• **WHAT THE TASK ASKS**: Write out, word for word, everything in the essay on the idolatry of experience below from "Let’s be clear—we" down to "both of them.".

The Idolatry of Experience

Even the good things that God uses to help us can become idols.

In 1973, one of the bestselling Christian books was J. I. Packer’s Knowing God. Twenty years later, in 1993, Henry T. Blackaby’s Experiencing God was published and itself became a bestseller. From knowing to experiencing: the difference in these two titles captures the growing shift in our culture from favoring intellectual knowledge to favoring authentic experience.

It is probably true that Western Christianity has had a history of idolizing the intellect. However, have we now overcorrected to the other extreme? From ecstatic religious experiences to hands-on experiential learning, are we now in danger of turning experience into an idol?

Let’s be clear—we should not overemphasize the role of human reason in our faith. Our intellect is an essential but limited part of our spiritual walk with God. And so are our experiences. Faith includes our experience and our intellect but is deeper than both of them.

Experiences come in various forms. We have emotional experiences, for example, when we have deep feelings of God’s presence in our lives. Other experiences come by way of past results or best practices. All of these different kinds of experiences can become idols if we are not careful.

Idols are not simply made of stone or wood—they can be anything good in creation that we come to trust or love more than God. Any time we worship and serve created things rather than the Creator, we are practicing idolatry (see Rom. 1:25). Even the good things that God uses to help us can become idols: the bronze snake God told Moses to make saved the Israelites who were bitten by poisonous snakes (Num. 21:4-9). But when the Israelites worshiped the snake, it became an idol that King Hezekiah had to destroy generations later (2 Kings 18:4).

Similarly, our experience is an essential and beneficial gift from God to help us in our Christian walk. Powerful emotional experiences can help seal our intellectually informed faith. Experiences can also help us make decisions with respect to what works and what does not. And precisely because our experiences are so good, so important and helpful, we are tempted to place more faith in them than we ought, making them into an idol that replaces God’s centrality in our lives.

How can we recognize when experience has become an idol? I believe there are two telltale signs.

First, instead of being a means to an end such as a deeper faith in Christ, the experience becomes an end in itself. We may end up trusting our religious experiences—as good as they are—more than we trust God’s truth, promises, and message. Like the apostle Thomas, we might start demanding an experience of God’s truth before we can trust it. Thomas refused to believe that Jesus had risen from the dead until he could experience firsthand—see for himself—the risen Christ with his nail marks. Later, when he appeared to Thomas, Jesus said, “Because you have seen me, you have believed; blessed are those who have not seen and yet have believed” (John 20:29). Would we trust God even if we did not have any experience to back up our trust?

Annotated element listings:

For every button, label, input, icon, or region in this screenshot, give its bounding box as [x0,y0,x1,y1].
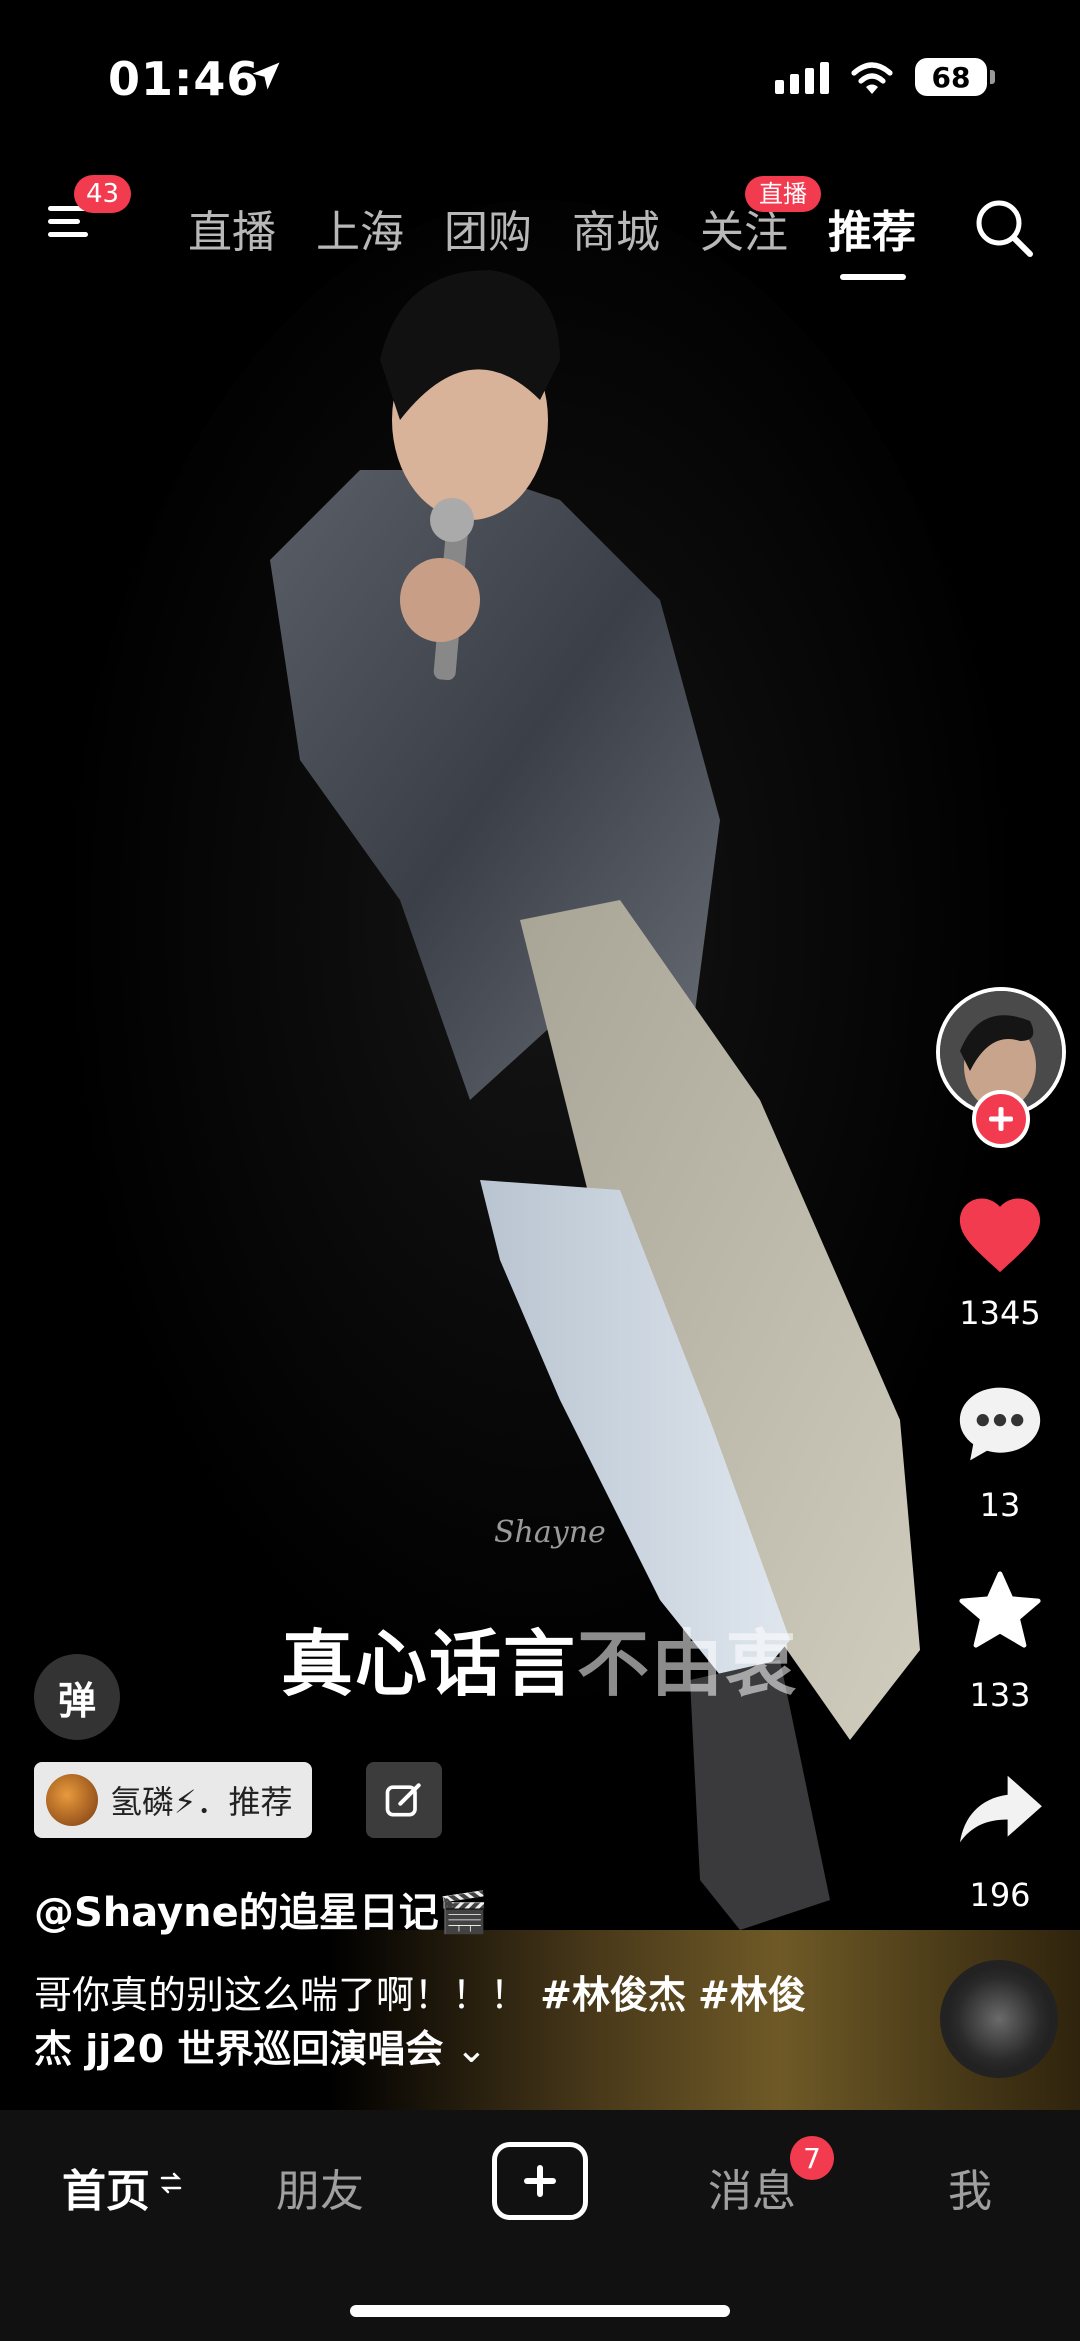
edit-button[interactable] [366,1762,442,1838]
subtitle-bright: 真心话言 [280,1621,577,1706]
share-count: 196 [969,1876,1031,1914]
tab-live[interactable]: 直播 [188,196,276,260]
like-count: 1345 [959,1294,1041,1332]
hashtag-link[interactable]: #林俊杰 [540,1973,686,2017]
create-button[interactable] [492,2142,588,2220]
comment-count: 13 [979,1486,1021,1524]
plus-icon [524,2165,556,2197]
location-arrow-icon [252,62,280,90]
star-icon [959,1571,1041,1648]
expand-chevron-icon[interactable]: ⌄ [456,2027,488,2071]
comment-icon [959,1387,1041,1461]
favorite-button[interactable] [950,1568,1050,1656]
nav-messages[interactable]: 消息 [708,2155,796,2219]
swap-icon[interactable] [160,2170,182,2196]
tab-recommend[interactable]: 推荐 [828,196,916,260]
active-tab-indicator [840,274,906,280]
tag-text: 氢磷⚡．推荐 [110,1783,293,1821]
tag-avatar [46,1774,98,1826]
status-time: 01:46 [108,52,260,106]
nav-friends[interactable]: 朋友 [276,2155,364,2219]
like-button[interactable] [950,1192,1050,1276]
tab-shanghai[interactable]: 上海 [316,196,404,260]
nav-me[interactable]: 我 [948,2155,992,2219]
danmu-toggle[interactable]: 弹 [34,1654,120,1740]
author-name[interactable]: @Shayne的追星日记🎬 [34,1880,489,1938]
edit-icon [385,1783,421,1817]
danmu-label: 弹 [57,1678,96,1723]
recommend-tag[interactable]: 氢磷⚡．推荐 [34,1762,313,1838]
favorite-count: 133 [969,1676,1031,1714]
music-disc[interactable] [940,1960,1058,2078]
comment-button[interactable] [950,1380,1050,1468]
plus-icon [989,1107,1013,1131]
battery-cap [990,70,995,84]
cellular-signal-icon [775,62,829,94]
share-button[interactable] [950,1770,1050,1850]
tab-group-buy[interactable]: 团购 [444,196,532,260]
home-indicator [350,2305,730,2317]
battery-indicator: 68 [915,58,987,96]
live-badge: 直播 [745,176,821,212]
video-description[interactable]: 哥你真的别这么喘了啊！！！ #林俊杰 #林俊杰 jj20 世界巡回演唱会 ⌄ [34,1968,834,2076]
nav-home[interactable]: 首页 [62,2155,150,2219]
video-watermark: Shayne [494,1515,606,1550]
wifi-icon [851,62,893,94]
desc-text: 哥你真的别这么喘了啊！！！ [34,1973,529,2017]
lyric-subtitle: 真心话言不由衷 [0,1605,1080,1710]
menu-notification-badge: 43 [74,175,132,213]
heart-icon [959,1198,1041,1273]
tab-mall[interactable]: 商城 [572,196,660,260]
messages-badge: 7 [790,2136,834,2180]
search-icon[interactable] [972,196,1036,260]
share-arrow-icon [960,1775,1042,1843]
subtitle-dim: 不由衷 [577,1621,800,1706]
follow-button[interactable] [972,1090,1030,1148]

• **TASK RESPONSE**:
Let’s be clear—we should not overemphasize the role of human reason in our faith. Our intellect is an essential but limited part of our spiritual walk with God. And so are our experiences. Faith includes our experience and our intellect but is deeper than both of them.